WHAT TO DO |
Every line holding the string "시장에서의" should be gathered.

RECORDS PROVIDED |
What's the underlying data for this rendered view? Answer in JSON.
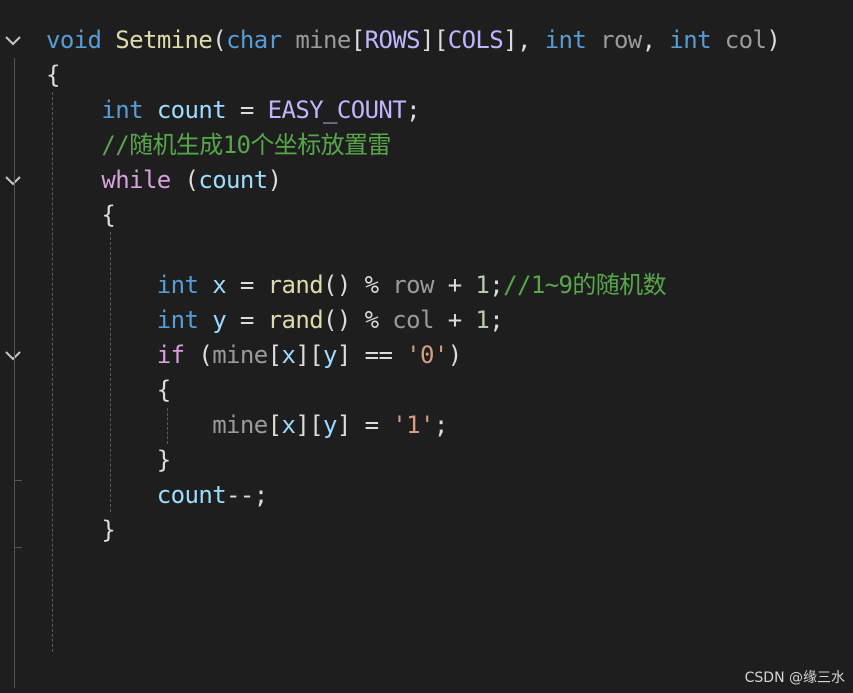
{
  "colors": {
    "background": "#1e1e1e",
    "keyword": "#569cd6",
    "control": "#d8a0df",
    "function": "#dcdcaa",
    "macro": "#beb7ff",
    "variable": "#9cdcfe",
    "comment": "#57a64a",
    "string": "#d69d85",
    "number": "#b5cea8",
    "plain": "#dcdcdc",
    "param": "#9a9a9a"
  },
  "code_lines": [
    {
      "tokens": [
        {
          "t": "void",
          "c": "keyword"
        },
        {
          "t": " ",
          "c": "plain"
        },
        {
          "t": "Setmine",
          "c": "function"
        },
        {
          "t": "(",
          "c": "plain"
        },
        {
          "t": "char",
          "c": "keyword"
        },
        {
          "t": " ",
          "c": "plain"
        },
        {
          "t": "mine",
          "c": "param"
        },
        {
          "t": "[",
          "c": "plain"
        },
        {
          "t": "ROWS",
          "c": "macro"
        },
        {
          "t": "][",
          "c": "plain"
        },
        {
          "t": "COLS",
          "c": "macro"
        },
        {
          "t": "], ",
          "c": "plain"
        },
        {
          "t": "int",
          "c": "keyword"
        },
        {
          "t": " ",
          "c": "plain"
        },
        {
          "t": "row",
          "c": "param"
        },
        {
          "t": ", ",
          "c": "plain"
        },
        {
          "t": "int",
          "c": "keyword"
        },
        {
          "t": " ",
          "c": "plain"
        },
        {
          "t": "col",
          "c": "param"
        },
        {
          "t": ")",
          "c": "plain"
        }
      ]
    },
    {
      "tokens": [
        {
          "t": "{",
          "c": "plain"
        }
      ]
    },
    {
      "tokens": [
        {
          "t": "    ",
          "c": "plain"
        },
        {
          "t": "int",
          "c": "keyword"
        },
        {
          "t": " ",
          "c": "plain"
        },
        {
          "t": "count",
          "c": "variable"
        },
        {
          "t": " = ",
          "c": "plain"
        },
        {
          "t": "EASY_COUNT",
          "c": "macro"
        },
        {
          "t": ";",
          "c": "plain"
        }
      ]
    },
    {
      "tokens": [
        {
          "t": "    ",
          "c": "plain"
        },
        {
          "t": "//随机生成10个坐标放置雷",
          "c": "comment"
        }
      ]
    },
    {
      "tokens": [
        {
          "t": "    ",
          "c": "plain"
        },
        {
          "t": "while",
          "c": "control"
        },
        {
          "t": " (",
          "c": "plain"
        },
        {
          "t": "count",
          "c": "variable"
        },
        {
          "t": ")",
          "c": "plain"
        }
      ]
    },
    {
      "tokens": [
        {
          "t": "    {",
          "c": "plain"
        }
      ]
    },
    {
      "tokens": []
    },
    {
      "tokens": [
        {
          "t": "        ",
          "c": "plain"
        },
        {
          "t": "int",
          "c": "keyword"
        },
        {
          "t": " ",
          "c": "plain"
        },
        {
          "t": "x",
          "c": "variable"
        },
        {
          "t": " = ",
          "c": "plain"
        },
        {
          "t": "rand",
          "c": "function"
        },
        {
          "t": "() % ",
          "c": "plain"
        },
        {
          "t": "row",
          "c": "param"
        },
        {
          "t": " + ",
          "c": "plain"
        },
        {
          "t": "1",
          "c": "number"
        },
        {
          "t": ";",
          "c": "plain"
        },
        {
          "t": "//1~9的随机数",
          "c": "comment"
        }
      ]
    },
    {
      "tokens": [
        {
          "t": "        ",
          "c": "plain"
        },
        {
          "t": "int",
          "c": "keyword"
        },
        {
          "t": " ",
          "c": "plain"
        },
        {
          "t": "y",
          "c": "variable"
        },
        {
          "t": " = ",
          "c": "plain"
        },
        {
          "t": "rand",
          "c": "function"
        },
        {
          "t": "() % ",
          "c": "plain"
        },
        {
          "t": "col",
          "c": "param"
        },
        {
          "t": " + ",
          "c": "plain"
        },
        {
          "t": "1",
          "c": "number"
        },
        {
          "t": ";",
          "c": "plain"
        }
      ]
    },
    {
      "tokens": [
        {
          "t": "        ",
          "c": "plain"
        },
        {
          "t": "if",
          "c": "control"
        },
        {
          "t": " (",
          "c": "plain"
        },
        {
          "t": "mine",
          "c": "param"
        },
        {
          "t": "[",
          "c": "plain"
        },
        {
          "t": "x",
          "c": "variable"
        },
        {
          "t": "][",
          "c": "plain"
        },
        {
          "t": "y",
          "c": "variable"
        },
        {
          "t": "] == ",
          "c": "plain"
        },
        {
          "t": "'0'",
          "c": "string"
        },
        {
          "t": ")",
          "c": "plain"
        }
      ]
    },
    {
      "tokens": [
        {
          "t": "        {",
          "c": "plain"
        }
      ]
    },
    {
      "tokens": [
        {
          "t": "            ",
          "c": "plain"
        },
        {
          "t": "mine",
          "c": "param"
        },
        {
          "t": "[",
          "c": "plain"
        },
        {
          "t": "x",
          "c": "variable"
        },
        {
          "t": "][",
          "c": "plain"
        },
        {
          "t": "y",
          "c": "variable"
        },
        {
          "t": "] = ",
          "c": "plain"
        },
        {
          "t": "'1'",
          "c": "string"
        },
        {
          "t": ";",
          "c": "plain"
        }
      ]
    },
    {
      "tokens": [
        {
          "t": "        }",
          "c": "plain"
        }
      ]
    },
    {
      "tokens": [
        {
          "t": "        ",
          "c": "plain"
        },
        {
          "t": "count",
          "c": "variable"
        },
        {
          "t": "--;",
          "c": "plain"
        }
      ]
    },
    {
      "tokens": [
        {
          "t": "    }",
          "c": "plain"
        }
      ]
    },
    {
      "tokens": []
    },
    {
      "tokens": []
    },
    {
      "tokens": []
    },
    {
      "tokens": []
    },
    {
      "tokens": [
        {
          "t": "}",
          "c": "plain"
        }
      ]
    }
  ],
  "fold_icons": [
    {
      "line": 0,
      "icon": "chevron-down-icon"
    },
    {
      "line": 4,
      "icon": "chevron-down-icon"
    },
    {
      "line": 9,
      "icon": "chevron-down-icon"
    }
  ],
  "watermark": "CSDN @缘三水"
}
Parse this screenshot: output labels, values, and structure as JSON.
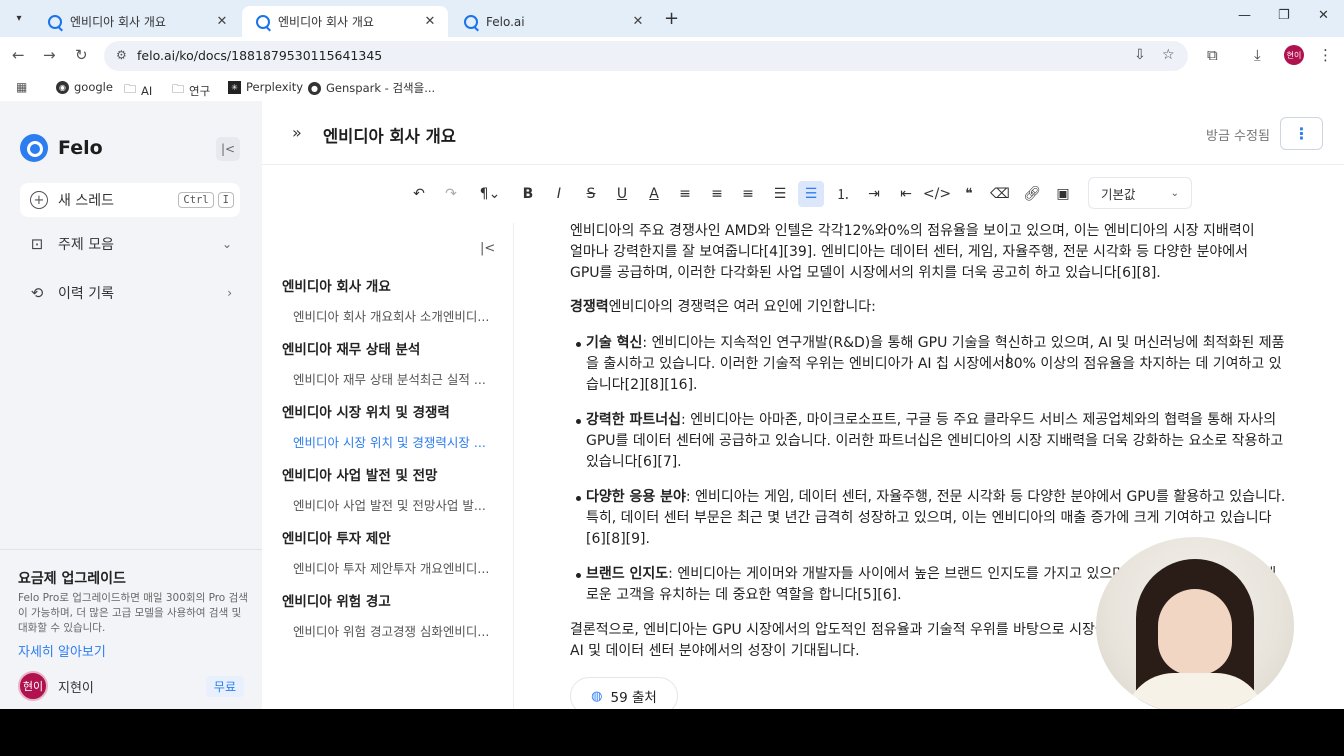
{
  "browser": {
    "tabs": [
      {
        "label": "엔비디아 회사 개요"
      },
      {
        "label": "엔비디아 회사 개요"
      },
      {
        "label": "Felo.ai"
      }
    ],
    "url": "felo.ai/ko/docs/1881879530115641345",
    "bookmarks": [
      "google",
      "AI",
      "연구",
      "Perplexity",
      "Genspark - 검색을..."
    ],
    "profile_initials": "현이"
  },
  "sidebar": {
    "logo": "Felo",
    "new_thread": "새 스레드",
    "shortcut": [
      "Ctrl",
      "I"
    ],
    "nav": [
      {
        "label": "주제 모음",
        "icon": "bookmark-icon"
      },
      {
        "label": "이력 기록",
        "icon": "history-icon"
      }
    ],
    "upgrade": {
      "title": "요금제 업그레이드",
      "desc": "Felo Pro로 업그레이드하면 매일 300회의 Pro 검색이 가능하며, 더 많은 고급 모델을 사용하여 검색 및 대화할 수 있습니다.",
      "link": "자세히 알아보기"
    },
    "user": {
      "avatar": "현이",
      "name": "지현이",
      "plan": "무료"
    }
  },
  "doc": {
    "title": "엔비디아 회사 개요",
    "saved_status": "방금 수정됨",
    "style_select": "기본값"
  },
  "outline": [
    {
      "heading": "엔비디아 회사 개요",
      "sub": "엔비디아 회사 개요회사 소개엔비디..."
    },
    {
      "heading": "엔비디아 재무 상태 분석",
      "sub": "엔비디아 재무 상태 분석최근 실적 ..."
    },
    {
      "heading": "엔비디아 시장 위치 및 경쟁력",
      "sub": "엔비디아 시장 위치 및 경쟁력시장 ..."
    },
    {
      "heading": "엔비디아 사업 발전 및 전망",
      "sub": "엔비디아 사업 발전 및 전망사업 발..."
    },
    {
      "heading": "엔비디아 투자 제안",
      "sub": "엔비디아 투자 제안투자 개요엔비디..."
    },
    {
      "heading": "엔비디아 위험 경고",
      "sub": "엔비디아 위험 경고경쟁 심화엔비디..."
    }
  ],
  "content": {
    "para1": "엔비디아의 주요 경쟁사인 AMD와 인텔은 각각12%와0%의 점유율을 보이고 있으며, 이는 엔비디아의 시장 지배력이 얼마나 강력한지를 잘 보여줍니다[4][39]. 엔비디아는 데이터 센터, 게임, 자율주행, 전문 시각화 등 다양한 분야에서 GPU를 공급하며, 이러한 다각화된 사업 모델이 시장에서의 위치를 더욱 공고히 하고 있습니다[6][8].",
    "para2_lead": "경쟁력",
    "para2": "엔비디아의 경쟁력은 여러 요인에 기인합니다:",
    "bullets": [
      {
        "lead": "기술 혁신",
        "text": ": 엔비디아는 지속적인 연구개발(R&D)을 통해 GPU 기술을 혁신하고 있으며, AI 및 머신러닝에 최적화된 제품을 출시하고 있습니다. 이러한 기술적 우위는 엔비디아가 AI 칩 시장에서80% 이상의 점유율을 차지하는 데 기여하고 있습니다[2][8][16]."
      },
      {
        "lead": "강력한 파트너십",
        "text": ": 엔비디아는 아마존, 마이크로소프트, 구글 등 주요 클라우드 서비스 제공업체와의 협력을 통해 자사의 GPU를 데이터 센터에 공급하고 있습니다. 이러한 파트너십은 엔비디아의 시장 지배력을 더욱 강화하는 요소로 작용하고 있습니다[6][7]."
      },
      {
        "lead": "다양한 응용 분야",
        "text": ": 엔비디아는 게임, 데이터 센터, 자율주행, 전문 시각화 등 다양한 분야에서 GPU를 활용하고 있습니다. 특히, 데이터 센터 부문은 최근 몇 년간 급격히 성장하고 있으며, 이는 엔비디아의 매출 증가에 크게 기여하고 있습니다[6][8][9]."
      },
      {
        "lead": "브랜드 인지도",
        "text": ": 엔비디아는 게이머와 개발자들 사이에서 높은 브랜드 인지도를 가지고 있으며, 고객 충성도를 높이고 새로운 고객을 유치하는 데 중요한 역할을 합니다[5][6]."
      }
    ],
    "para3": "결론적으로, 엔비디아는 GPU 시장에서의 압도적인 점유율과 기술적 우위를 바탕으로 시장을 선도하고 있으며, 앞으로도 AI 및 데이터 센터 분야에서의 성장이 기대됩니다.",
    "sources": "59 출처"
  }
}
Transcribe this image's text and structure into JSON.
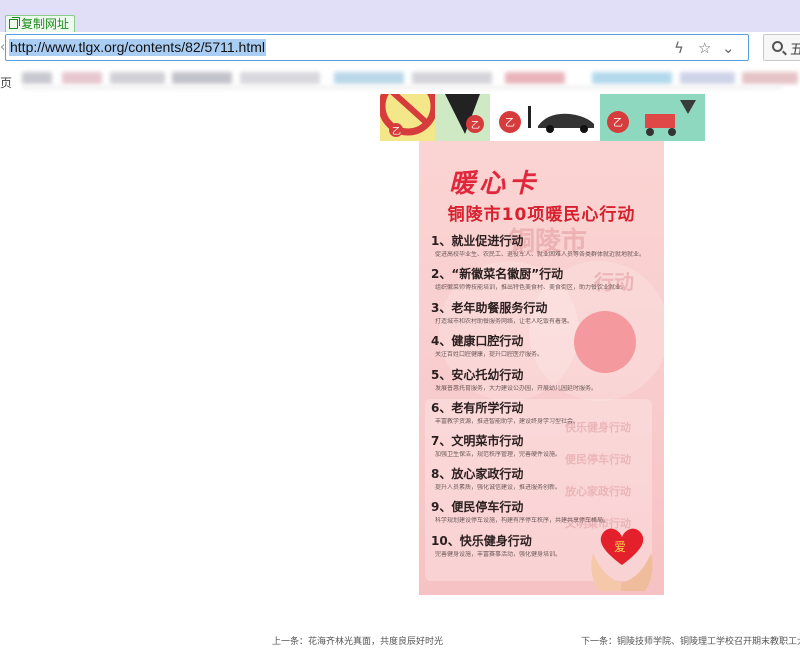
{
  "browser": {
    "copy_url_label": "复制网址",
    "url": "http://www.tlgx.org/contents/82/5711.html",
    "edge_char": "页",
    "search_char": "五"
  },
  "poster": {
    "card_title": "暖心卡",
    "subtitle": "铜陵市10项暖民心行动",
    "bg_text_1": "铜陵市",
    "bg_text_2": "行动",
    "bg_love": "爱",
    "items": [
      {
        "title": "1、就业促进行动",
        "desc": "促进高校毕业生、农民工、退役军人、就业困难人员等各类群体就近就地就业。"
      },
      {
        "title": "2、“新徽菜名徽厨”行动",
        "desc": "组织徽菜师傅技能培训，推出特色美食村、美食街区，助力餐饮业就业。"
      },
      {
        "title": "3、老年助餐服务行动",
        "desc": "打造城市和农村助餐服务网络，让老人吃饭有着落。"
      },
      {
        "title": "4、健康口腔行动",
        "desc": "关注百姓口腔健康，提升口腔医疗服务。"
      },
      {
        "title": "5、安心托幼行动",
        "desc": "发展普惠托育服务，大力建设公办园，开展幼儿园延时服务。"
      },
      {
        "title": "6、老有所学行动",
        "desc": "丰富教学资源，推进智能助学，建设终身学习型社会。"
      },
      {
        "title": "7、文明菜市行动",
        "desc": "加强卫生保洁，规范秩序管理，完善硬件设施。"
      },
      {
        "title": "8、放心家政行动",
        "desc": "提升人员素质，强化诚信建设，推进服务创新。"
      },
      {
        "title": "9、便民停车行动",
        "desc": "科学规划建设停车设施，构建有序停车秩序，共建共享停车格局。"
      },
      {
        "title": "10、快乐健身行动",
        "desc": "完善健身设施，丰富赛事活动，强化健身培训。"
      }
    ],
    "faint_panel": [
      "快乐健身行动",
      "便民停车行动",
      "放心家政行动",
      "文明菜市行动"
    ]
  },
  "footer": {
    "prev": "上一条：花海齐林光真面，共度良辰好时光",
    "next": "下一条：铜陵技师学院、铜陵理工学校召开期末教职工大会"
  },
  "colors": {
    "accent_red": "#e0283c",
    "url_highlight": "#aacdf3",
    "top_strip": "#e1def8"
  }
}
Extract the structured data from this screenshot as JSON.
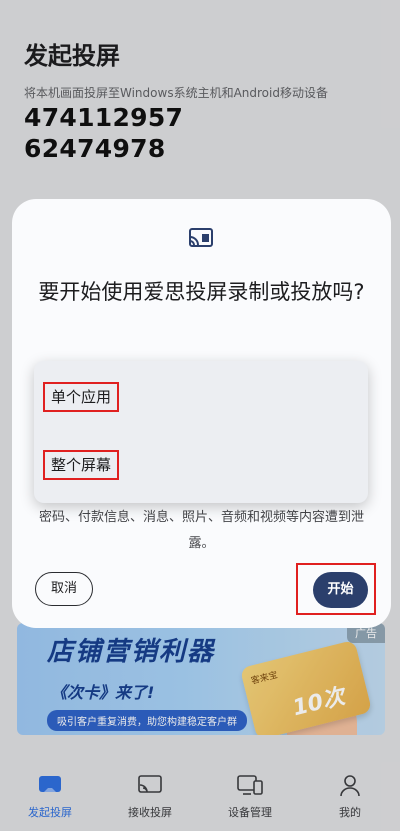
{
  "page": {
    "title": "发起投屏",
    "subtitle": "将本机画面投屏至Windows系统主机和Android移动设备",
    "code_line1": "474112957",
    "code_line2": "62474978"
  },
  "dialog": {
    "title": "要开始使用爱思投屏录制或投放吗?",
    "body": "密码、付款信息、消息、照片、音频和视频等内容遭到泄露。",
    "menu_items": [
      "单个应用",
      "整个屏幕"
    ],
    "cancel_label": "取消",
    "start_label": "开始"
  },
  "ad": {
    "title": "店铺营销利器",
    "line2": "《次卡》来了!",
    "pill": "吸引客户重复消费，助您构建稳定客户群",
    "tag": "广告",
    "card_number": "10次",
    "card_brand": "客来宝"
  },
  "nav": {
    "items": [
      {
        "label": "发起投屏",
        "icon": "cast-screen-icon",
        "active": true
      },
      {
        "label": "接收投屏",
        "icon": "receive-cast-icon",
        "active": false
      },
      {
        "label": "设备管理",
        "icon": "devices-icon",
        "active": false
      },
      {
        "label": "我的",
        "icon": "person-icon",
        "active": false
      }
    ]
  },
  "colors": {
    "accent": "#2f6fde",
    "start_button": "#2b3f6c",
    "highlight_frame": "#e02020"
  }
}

EXERCISE RESPONSE |
    "para1": "엔비디아의 주요 경쟁사인 AMD와 인텔은 각각12%와0%의 점유율을 보이고 있으며, 이는 엔비디아의 시장 지배력이 얼마나 강력한지를 잘 보여줍니다[4][39]. 엔비디아는 데이터 센터, 게임, 자율주행, 전문 시각화 등 다양한 분야에서 GPU를 공급하며, 이러한 다각화된 사업 모델이 시장에서의 위치를 더욱 공고히 하고 있습니다[6][8].",
    "para3": "결론적으로, 엔비디아는 GPU 시장에서의 압도적인 점유율과 기술적 우위를 바탕으로 시장을 선도하고 있으며, 앞으로도 AI 및 데이터 센터 분야에서의 성장이 기대됩니다.",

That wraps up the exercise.